Written instruction: Transcribe every entry word for word, but skip the images.
___ Data section ___
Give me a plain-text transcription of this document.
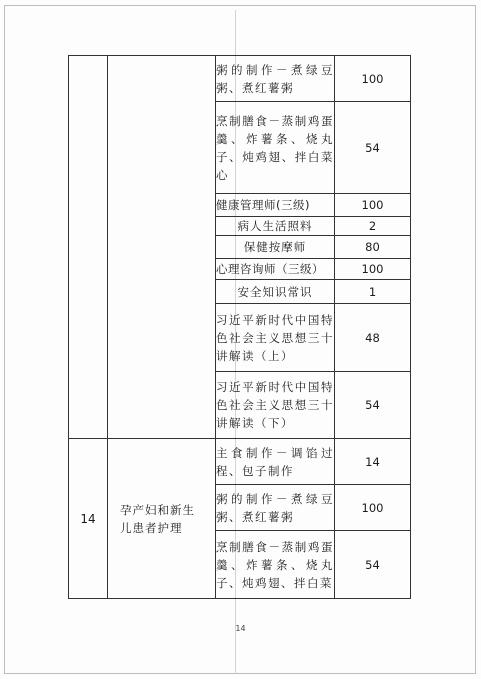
		粥的制作－煮绿豆粥、煮红薯粥	100

		烹制膳食－蒸制鸡蛋羹、炸薯条、烧丸子、炖鸡翅、拌白菜心	54

		健康管理师(三级)	100

		病人生活照料	2

		保健按摩师	80

		心理咨询师（三级）	100

		安全知识常识	1

		习近平新时代中国特色社会主义思想三十讲解读（上）	48

		习近平新时代中国特色社会主义思想三十讲解读（下）	54
14	孕产妇和新生儿患者护理	主食制作－调馅过程、包子制作	14

		粥的制作－煮绿豆粥、煮红薯粥	100

		烹制膳食－蒸制鸡蛋羹、炸薯条、烧丸子、炖鸡翅、拌白菜	54
14
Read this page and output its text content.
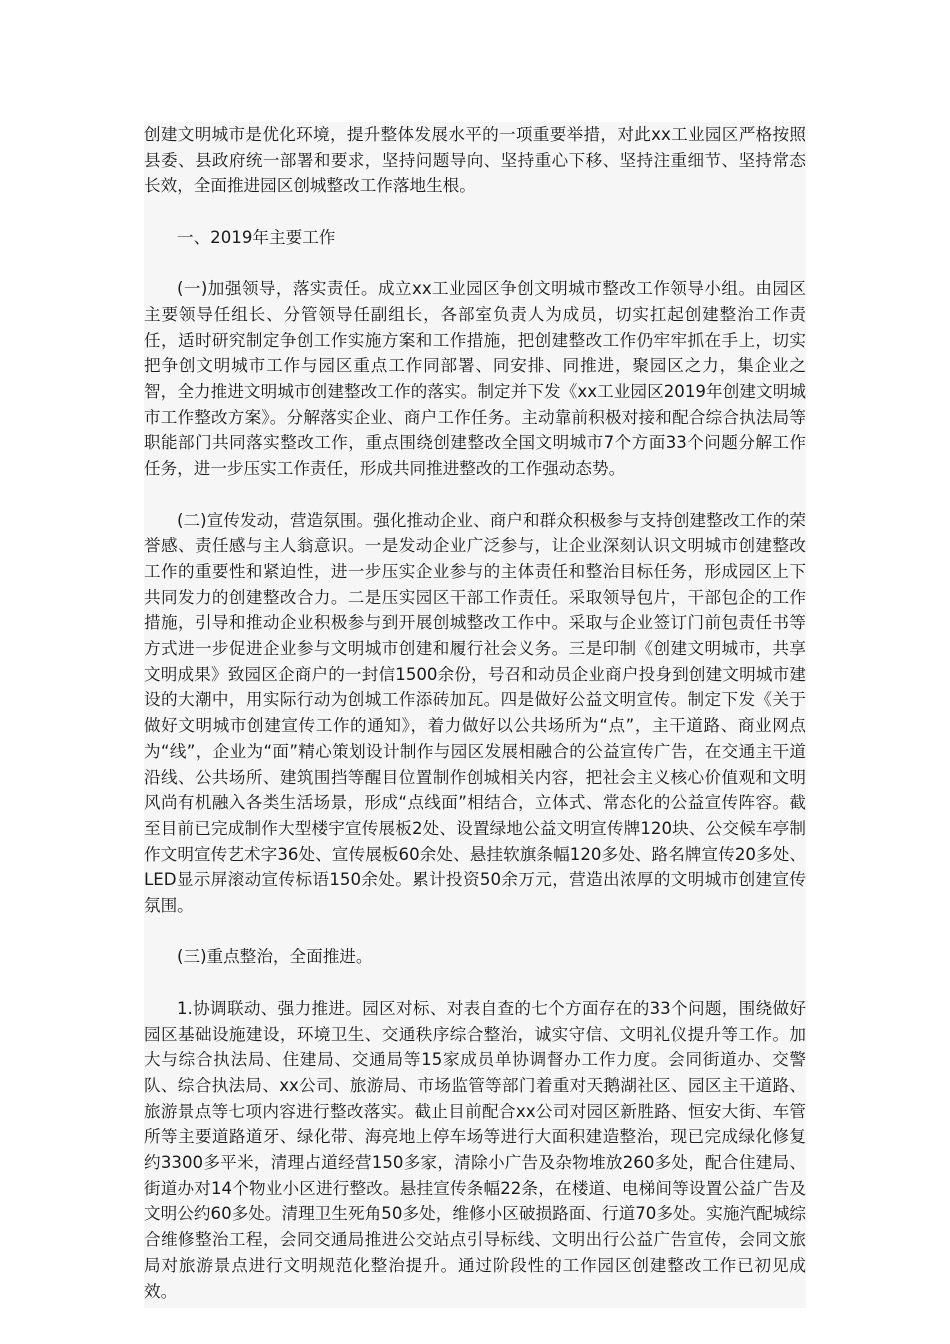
创建文明城市是优化环境，提升整体发展水平的一项重要举措，对此xx工业园区严格按照县委、县政府统一部署和要求，坚持问题导向、坚持重心下移、坚持注重细节、坚持常态长效，全面推进园区创城整改工作落地生根。

一、2019年主要工作

(一)加强领导，落实责任。成立xx工业园区争创文明城市整改工作领导小组。由园区主要领导任组长、分管领导任副组长，各部室负责人为成员，切实扛起创建整治工作责任，适时研究制定争创工作实施方案和工作措施，把创建整改工作仍牢牢抓在手上，切实把争创文明城市工作与园区重点工作同部署、同安排、同推进，聚园区之力，集企业之智，全力推进文明城市创建整改工作的落实。制定并下发《xx工业园区2019年创建文明城市工作整改方案》。分解落实企业、商户工作任务。主动靠前积极对接和配合综合执法局等职能部门共同落实整改工作，重点围绕创建整改全国文明城市7个方面33个问题分解工作任务，进一步压实工作责任，形成共同推进整改的工作强动态势。

(二)宣传发动，营造氛围。强化推动企业、商户和群众积极参与支持创建整改工作的荣誉感、责任感与主人翁意识。一是发动企业广泛参与，让企业深刻认识文明城市创建整改工作的重要性和紧迫性，进一步压实企业参与的主体责任和整治目标任务，形成园区上下共同发力的创建整改合力。二是压实园区干部工作责任。采取领导包片，干部包企的工作措施，引导和推动企业积极参与到开展创城整改工作中。采取与企业签订门前包责任书等方式进一步促进企业参与文明城市创建和履行社会义务。三是印制《创建文明城市，共享文明成果》致园区企商户的一封信1500余份，号召和动员企业商户投身到创建文明城市建设的大潮中，用实际行动为创城工作添砖加瓦。四是做好公益文明宣传。制定下发《关于做好文明城市创建宣传工作的通知》，着力做好以公共场所为“点”，主干道路、商业网点为“线”，企业为“面”精心策划设计制作与园区发展相融合的公益宣传广告，在交通主干道沿线、公共场所、建筑围挡等醒目位置制作创城相关内容，把社会主义核心价值观和文明风尚有机融入各类生活场景，形成“点线面”相结合，立体式、常态化的公益宣传阵容。截至目前已完成制作大型楼宇宣传展板2处、设置绿地公益文明宣传牌120块、公交候车亭制作文明宣传艺术字36处、宣传展板60余处、悬挂软旗条幅120多处、路名牌宣传20多处、LED显示屏滚动宣传标语150余处。累计投资50余万元，营造出浓厚的文明城市创建宣传氛围。

(三)重点整治，全面推进。

1.协调联动、强力推进。园区对标、对表自查的七个方面存在的33个问题，围绕做好园区基础设施建设，环境卫生、交通秩序综合整治，诚实守信、文明礼仪提升等工作。加大与综合执法局、住建局、交通局等15家成员单协调督办工作力度。会同街道办、交警队、综合执法局、xx公司、旅游局、市场监管等部门着重对天鹅湖社区、园区主干道路、旅游景点等七项内容进行整改落实。截止目前配合xx公司对园区新胜路、恒安大街、车管所等主要道路道牙、绿化带、海亮地上停车场等进行大面积建造整治，现已完成绿化修复约3300多平米，清理占道经营150多家，清除小广告及杂物堆放260多处，配合住建局、街道办对14个物业小区进行整改。悬挂宣传条幅22条，在楼道、电梯间等设置公益广告及文明公约60多处。清理卫生死角50多处，维修小区破损路面、行道70多处。实施汽配城综合维修整治工程，会同交通局推进公交站点引导标线、文明出行公益广告宣传，会同文旅局对旅游景点进行文明规范化整治提升。通过阶段性的工作园区创建整改工作已初见成效。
___
The response:
Give me a plain-text transcription of this document.
		粥的制作－煮绿豆粥、煮红薯粥	100

		烹制膳食－蒸制鸡蛋羹、炸薯条、烧丸子、炖鸡翅、拌白菜心	54

		健康管理师(三级)	100

		病人生活照料	2

		保健按摩师	80

		心理咨询师（三级）	100

		安全知识常识	1

		习近平新时代中国特色社会主义思想三十讲解读（上）	48

		习近平新时代中国特色社会主义思想三十讲解读（下）	54
14	孕产妇和新生儿患者护理	主食制作－调馅过程、包子制作	14

		粥的制作－煮绿豆粥、煮红薯粥	100

		烹制膳食－蒸制鸡蛋羹、炸薯条、烧丸子、炖鸡翅、拌白菜	54
14
Read this page and output its text content.
创建文明城市是优化环境，提升整体发展水平的一项重要举措，对此xx工业园区严格按照县委、县政府统一部署和要求，坚持问题导向、坚持重心下移、坚持注重细节、坚持常态长效，全面推进园区创城整改工作落地生根。

一、2019年主要工作

(一)加强领导，落实责任。成立xx工业园区争创文明城市整改工作领导小组。由园区主要领导任组长、分管领导任副组长，各部室负责人为成员，切实扛起创建整治工作责任，适时研究制定争创工作实施方案和工作措施，把创建整改工作仍牢牢抓在手上，切实把争创文明城市工作与园区重点工作同部署、同安排、同推进，聚园区之力，集企业之智，全力推进文明城市创建整改工作的落实。制定并下发《xx工业园区2019年创建文明城市工作整改方案》。分解落实企业、商户工作任务。主动靠前积极对接和配合综合执法局等职能部门共同落实整改工作，重点围绕创建整改全国文明城市7个方面33个问题分解工作任务，进一步压实工作责任，形成共同推进整改的工作强动态势。

(二)宣传发动，营造氛围。强化推动企业、商户和群众积极参与支持创建整改工作的荣誉感、责任感与主人翁意识。一是发动企业广泛参与，让企业深刻认识文明城市创建整改工作的重要性和紧迫性，进一步压实企业参与的主体责任和整治目标任务，形成园区上下共同发力的创建整改合力。二是压实园区干部工作责任。采取领导包片，干部包企的工作措施，引导和推动企业积极参与到开展创城整改工作中。采取与企业签订门前包责任书等方式进一步促进企业参与文明城市创建和履行社会义务。三是印制《创建文明城市，共享文明成果》致园区企商户的一封信1500余份，号召和动员企业商户投身到创建文明城市建设的大潮中，用实际行动为创城工作添砖加瓦。四是做好公益文明宣传。制定下发《关于做好文明城市创建宣传工作的通知》，着力做好以公共场所为“点”，主干道路、商业网点为“线”，企业为“面”精心策划设计制作与园区发展相融合的公益宣传广告，在交通主干道沿线、公共场所、建筑围挡等醒目位置制作创城相关内容，把社会主义核心价值观和文明风尚有机融入各类生活场景，形成“点线面”相结合，立体式、常态化的公益宣传阵容。截至目前已完成制作大型楼宇宣传展板2处、设置绿地公益文明宣传牌120块、公交候车亭制作文明宣传艺术字36处、宣传展板60余处、悬挂软旗条幅120多处、路名牌宣传20多处、LED显示屏滚动宣传标语150余处。累计投资50余万元，营造出浓厚的文明城市创建宣传氛围。

(三)重点整治，全面推进。

1.协调联动、强力推进。园区对标、对表自查的七个方面存在的33个问题，围绕做好园区基础设施建设，环境卫生、交通秩序综合整治，诚实守信、文明礼仪提升等工作。加大与综合执法局、住建局、交通局等15家成员单协调督办工作力度。会同街道办、交警队、综合执法局、xx公司、旅游局、市场监管等部门着重对天鹅湖社区、园区主干道路、旅游景点等七项内容进行整改落实。截止目前配合xx公司对园区新胜路、恒安大街、车管所等主要道路道牙、绿化带、海亮地上停车场等进行大面积建造整治，现已完成绿化修复约3300多平米，清理占道经营150多家，清除小广告及杂物堆放260多处，配合住建局、街道办对14个物业小区进行整改。悬挂宣传条幅22条，在楼道、电梯间等设置公益广告及文明公约60多处。清理卫生死角50多处，维修小区破损路面、行道70多处。实施汽配城综合维修整治工程，会同交通局推进公交站点引导标线、文明出行公益广告宣传，会同文旅局对旅游景点进行文明规范化整治提升。通过阶段性的工作园区创建整改工作已初见成效。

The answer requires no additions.